### EXERCISE INPUT
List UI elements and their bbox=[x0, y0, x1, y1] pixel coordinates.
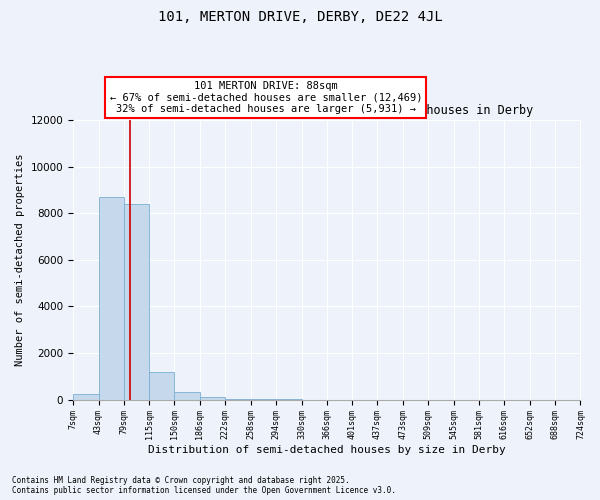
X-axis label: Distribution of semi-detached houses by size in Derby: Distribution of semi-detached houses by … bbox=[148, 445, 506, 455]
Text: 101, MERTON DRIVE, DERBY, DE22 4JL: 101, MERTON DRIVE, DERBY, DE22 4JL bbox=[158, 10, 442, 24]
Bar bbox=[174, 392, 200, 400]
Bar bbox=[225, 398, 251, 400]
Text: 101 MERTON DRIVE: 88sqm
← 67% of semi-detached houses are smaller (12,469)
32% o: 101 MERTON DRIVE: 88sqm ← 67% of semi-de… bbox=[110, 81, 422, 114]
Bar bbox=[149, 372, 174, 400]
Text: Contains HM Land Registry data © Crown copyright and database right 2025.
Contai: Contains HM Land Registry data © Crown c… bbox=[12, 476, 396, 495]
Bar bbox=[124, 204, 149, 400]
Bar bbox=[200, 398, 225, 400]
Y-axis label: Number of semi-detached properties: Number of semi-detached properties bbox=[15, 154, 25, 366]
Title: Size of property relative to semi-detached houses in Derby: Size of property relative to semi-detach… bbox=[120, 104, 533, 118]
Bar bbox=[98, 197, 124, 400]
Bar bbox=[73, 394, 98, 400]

---

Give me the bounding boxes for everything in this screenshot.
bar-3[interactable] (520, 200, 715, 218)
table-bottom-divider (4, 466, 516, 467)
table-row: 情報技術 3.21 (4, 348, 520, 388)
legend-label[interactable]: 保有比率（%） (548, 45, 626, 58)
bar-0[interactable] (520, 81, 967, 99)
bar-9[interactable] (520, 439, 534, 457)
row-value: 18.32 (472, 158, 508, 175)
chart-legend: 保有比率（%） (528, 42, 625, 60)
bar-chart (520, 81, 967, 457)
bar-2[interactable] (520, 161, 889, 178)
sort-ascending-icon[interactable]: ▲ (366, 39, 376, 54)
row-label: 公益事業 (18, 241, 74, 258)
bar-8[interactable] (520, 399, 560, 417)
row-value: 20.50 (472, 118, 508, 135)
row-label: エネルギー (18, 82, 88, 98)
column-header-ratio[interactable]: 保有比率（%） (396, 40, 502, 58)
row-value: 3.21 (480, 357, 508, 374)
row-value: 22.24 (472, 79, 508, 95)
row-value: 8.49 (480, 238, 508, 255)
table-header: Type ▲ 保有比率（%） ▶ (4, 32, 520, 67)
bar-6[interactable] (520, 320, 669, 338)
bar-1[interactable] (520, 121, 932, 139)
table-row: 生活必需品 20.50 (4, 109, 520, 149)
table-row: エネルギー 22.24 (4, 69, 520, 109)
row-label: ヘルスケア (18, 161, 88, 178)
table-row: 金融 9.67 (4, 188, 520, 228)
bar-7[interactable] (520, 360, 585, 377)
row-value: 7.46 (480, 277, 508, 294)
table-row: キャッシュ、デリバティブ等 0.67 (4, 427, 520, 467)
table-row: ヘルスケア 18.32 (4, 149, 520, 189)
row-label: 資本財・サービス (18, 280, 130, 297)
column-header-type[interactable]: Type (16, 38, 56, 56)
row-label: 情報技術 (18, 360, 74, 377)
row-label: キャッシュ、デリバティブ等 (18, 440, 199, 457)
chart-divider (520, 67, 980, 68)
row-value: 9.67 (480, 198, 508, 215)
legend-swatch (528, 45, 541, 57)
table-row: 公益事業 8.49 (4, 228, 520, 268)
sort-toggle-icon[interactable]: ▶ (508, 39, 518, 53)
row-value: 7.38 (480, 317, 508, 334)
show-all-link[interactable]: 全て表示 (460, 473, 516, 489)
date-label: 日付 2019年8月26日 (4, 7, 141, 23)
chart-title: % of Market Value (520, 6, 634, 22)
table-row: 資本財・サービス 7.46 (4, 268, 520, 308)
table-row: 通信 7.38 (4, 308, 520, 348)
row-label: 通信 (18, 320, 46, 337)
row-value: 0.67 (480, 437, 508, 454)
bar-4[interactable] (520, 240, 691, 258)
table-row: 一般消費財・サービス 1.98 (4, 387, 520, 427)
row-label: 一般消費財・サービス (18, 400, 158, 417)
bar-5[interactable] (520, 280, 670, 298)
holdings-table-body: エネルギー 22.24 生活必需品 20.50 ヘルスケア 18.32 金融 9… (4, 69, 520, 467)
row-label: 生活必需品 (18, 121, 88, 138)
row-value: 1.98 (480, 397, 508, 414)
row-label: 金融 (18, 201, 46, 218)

### PROBLEM DESCRIPTION
Update the part of the listing that opens with the line containing "X-axis label: Distribution" and closes with the line containing "Bar bbox=[225, 398, 251, 400]", changing "Text" to "Caption" and keeping everything else the same. Return only those lines.

### FULL ANSWER
X-axis label: Distribution of semi-detached houses by size in Derby: Distribution of semi-detached houses by … bbox=[148, 445, 506, 455]
Caption: 101, MERTON DRIVE, DERBY, DE22 4JL: 101, MERTON DRIVE, DERBY, DE22 4JL bbox=[158, 10, 442, 24]
Bar bbox=[174, 392, 200, 400]
Bar bbox=[225, 398, 251, 400]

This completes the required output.